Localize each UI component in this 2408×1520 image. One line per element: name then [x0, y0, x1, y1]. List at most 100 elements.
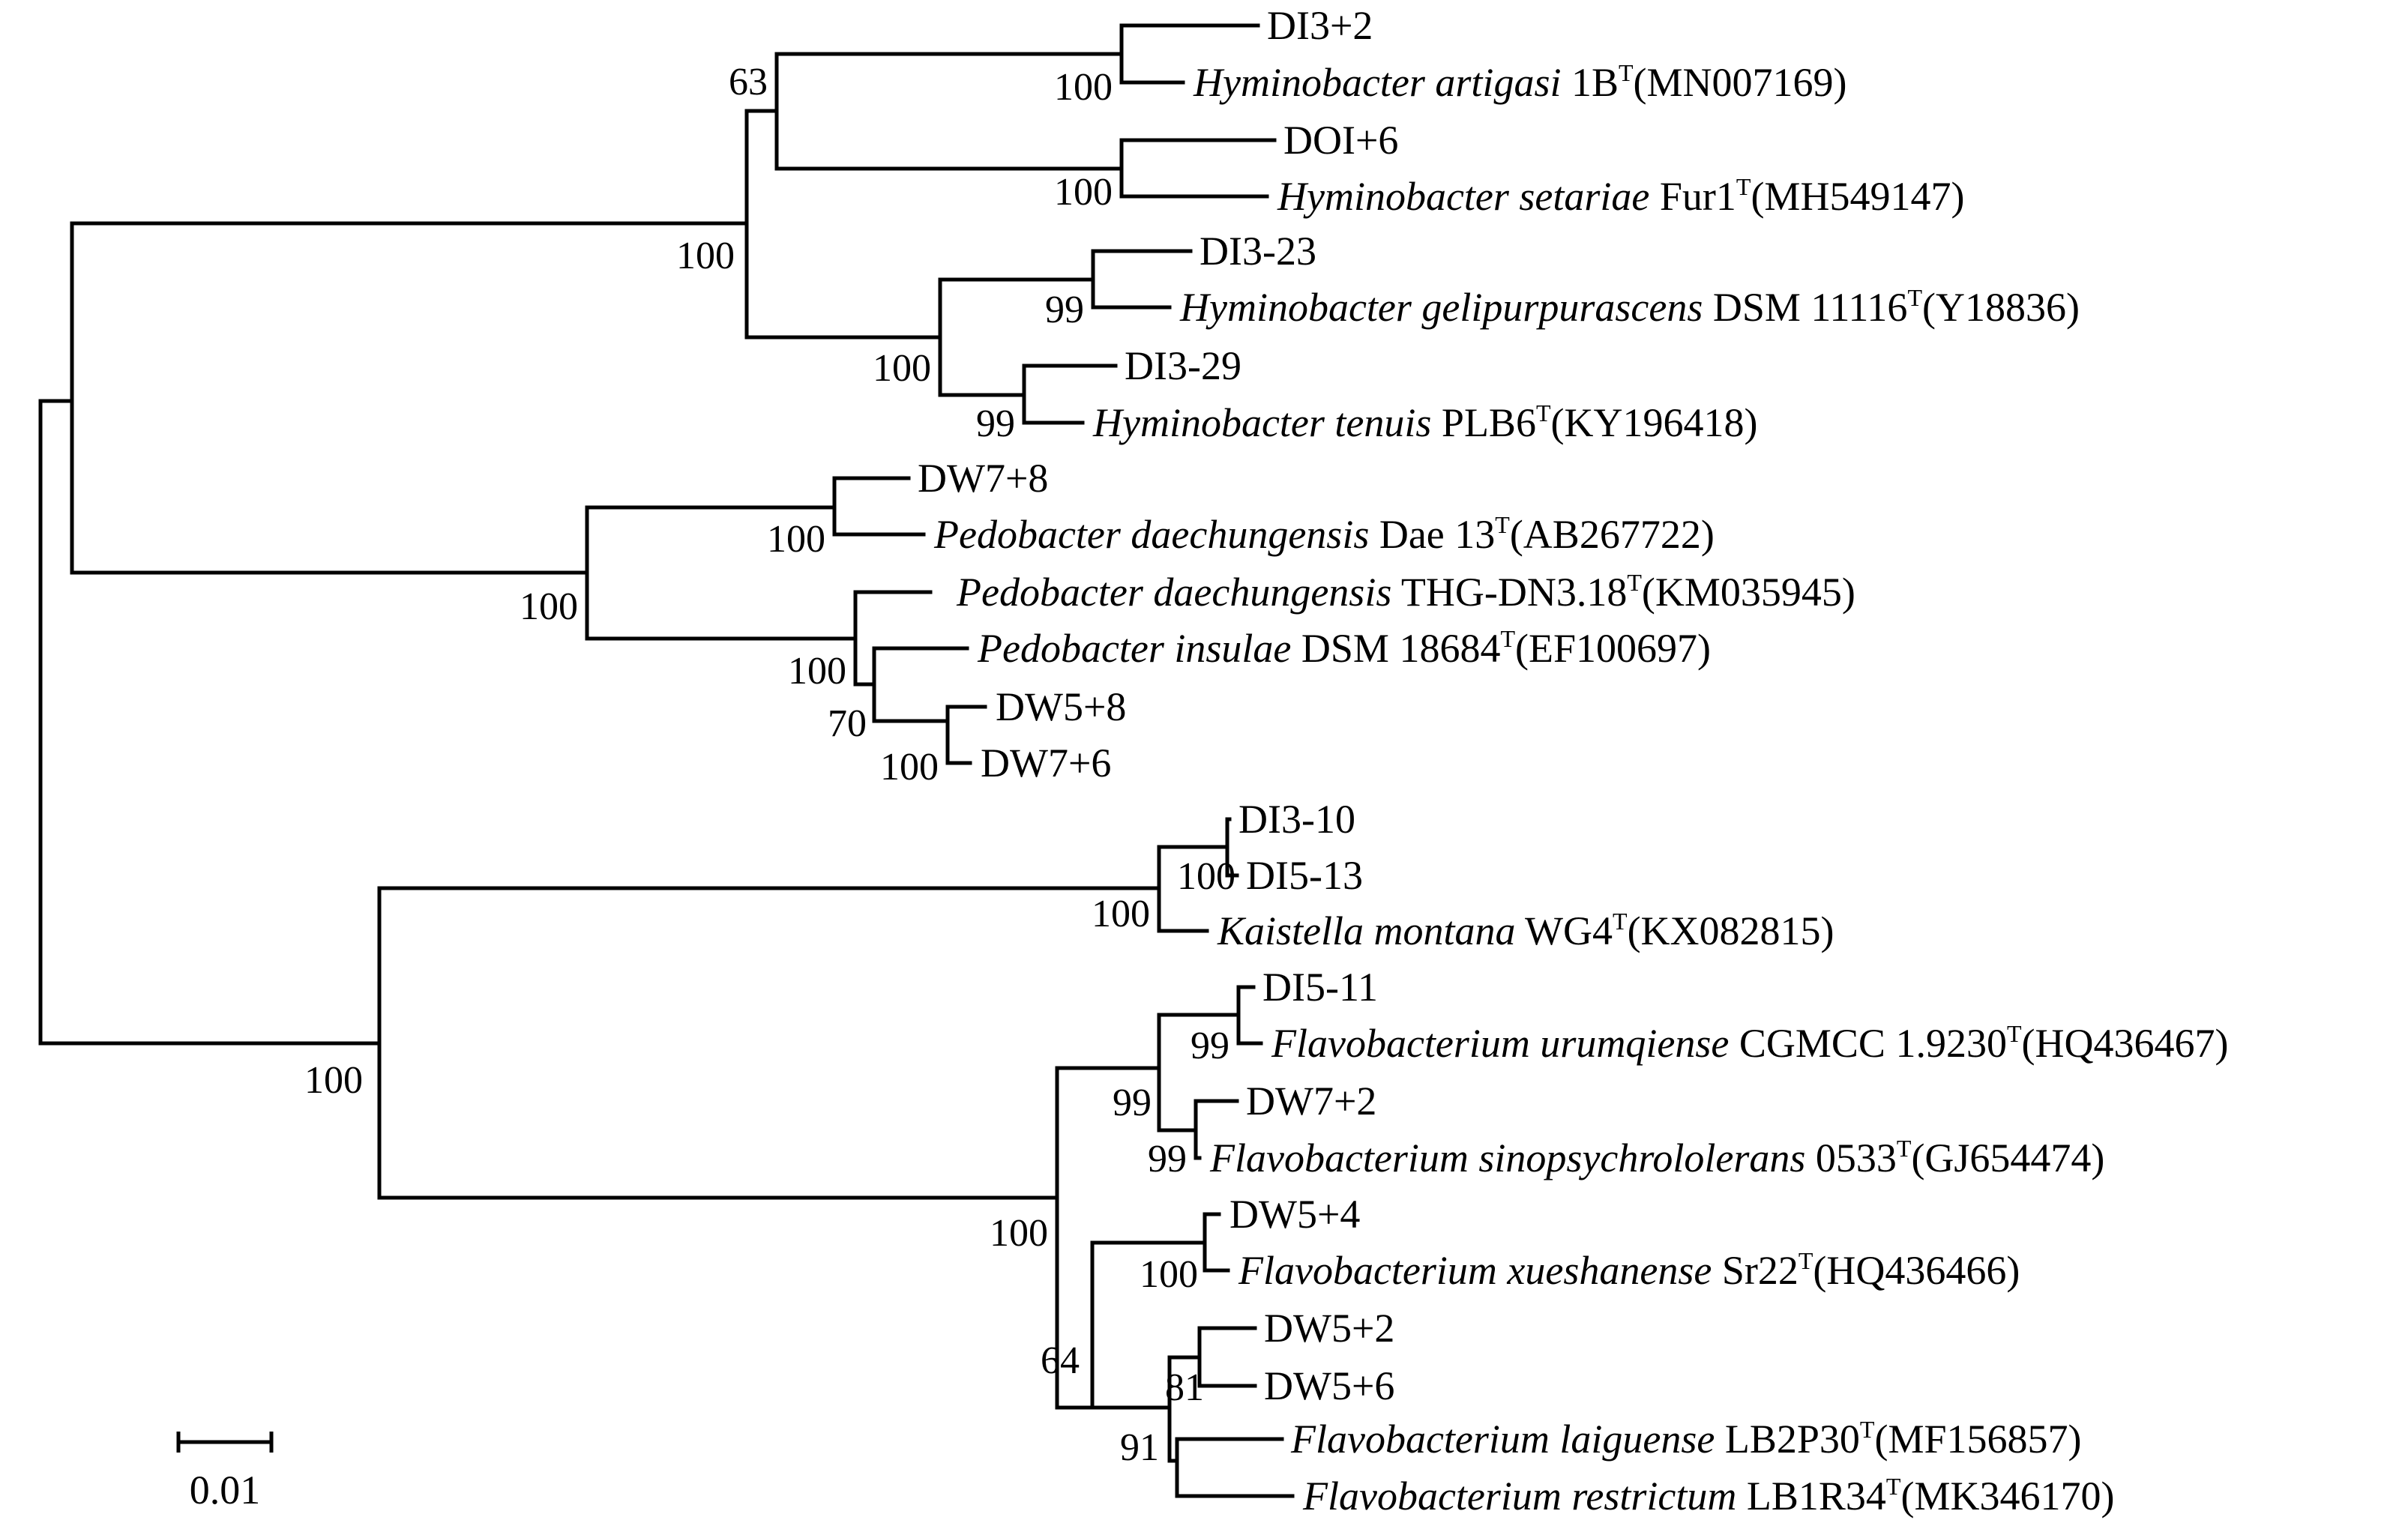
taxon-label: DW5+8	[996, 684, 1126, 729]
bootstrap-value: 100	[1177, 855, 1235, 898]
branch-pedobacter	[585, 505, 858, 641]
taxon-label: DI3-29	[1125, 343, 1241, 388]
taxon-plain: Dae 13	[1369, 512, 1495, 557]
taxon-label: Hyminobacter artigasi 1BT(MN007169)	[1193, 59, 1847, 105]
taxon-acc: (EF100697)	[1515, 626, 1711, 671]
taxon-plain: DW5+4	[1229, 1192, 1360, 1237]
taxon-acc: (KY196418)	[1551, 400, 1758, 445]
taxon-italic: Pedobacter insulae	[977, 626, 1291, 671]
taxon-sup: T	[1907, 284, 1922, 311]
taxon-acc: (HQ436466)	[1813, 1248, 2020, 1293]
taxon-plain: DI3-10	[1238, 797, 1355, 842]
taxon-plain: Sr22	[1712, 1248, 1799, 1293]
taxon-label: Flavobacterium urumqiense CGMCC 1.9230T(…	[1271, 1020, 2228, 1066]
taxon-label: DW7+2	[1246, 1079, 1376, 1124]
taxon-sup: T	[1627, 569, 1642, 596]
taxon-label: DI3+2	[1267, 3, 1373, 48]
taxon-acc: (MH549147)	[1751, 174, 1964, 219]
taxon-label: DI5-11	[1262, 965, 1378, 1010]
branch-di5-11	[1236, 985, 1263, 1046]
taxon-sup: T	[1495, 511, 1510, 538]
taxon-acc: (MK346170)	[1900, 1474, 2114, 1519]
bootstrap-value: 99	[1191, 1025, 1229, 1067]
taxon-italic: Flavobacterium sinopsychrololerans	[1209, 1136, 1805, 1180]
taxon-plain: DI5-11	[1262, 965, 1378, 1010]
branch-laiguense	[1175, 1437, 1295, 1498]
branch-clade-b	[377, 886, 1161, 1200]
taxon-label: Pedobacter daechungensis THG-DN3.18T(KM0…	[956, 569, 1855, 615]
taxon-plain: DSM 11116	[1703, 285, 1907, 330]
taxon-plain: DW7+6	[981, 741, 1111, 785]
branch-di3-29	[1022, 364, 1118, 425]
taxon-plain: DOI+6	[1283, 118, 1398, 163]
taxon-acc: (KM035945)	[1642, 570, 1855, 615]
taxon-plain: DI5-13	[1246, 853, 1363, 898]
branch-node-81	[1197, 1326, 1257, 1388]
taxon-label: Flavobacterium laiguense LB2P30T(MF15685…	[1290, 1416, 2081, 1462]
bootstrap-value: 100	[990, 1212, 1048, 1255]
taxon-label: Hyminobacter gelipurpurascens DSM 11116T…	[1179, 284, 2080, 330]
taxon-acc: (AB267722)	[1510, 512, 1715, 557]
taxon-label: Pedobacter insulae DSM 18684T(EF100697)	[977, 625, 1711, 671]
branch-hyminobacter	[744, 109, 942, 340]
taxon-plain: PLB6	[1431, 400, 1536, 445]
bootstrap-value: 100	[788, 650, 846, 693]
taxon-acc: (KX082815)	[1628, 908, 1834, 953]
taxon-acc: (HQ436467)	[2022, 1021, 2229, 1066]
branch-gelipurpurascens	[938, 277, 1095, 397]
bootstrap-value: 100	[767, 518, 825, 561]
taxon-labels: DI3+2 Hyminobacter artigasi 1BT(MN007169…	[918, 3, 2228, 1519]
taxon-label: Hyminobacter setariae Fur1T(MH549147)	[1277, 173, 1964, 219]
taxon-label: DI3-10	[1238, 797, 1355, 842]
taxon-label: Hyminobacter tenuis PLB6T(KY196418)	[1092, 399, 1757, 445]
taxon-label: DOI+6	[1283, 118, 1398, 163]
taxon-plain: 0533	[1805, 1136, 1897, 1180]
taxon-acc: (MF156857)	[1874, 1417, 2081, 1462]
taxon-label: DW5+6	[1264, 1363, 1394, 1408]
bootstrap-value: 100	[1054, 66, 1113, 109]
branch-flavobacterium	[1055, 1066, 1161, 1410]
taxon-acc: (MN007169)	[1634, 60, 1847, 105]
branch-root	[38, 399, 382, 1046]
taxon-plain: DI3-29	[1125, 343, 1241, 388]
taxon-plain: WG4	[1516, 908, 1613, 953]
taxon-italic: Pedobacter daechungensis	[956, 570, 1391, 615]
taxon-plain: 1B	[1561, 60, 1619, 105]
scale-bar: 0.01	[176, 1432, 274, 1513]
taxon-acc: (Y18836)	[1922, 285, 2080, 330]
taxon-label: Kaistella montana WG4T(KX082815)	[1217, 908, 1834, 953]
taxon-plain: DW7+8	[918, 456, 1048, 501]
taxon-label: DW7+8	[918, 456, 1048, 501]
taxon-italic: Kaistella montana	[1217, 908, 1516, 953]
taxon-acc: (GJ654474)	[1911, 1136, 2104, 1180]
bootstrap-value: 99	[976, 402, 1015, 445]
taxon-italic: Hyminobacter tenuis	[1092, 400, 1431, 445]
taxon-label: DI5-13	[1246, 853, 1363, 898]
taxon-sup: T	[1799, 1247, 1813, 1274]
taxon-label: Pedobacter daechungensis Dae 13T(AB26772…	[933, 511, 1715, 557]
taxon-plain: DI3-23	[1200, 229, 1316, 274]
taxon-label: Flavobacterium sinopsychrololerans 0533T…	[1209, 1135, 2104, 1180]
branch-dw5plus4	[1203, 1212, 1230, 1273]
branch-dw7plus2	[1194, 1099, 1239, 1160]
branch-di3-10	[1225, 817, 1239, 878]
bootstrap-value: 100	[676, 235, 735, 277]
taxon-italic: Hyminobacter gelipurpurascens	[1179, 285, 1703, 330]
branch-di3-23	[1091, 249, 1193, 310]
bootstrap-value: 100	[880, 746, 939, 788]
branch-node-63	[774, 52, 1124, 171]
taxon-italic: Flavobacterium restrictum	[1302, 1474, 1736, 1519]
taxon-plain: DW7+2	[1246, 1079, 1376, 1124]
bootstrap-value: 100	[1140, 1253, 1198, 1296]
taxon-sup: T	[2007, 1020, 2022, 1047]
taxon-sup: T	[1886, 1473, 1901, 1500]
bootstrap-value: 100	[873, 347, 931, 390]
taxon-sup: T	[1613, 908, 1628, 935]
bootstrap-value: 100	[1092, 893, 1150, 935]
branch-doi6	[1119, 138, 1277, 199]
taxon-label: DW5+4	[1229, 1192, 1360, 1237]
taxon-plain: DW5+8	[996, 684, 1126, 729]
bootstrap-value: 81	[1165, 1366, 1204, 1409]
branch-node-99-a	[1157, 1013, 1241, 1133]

......

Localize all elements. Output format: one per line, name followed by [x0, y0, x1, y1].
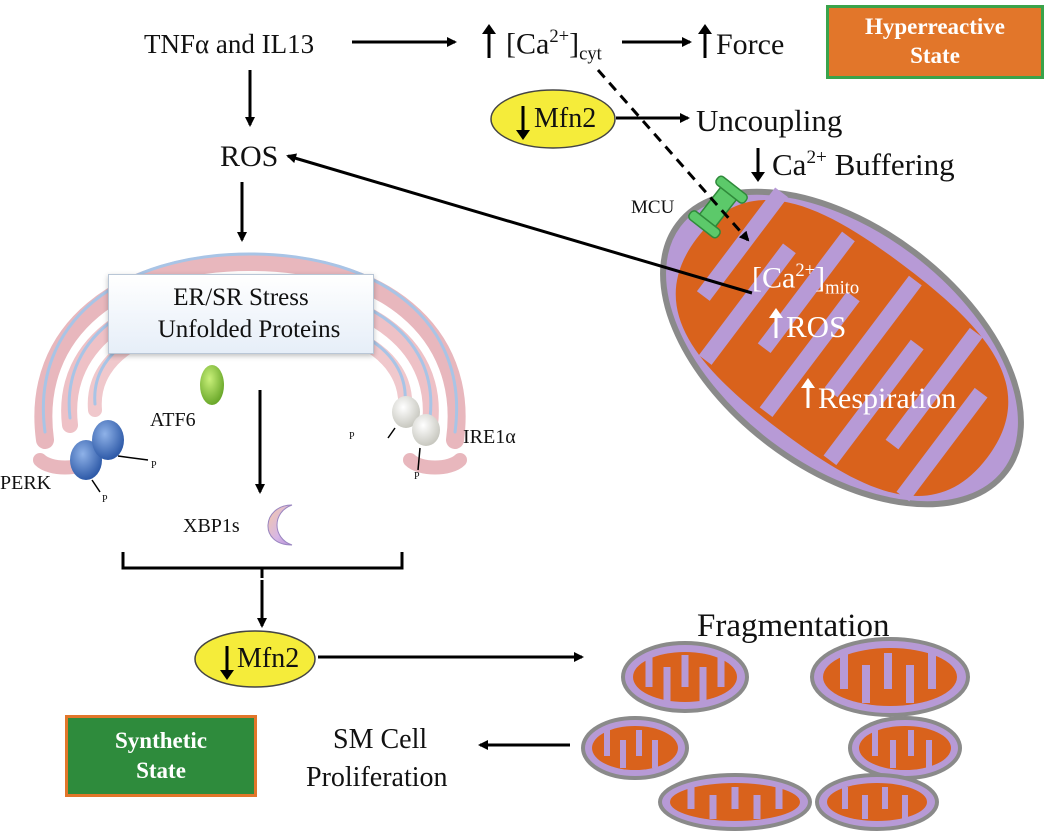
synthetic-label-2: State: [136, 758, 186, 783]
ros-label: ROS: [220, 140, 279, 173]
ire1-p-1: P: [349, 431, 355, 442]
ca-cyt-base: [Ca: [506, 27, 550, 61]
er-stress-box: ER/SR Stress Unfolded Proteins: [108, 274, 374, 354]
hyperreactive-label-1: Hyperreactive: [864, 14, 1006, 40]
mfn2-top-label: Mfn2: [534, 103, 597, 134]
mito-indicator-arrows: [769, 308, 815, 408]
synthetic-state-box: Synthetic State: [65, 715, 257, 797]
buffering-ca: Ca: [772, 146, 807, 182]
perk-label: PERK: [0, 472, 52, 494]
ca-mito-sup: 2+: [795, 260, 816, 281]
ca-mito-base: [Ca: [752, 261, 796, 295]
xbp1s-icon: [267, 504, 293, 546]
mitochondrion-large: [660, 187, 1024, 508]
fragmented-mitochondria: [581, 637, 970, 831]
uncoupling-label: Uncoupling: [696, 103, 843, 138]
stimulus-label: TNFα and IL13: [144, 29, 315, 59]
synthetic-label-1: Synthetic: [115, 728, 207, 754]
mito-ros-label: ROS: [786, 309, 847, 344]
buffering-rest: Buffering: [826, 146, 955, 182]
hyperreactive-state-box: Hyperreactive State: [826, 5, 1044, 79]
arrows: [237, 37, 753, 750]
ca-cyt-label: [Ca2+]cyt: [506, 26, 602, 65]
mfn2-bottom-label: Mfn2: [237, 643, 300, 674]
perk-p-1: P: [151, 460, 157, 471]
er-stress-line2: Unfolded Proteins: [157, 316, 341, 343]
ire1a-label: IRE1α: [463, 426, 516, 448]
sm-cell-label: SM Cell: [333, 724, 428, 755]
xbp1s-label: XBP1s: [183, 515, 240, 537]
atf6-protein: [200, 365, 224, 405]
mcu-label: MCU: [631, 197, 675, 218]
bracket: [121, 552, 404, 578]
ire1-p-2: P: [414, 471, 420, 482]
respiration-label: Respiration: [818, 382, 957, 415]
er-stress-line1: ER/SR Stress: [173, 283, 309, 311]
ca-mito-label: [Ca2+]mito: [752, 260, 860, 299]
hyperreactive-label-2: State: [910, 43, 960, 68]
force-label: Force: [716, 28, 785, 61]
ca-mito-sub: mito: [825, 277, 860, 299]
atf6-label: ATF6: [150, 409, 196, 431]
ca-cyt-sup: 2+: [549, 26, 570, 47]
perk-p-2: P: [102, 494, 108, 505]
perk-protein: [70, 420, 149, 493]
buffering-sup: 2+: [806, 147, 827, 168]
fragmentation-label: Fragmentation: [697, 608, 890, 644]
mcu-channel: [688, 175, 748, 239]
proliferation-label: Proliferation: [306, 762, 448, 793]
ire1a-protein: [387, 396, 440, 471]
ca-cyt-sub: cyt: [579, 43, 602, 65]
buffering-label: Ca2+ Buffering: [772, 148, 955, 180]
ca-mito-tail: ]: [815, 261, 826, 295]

......

Action item →
Report the number of lines in the records that include the string "node", and write no other words.

Response area →
3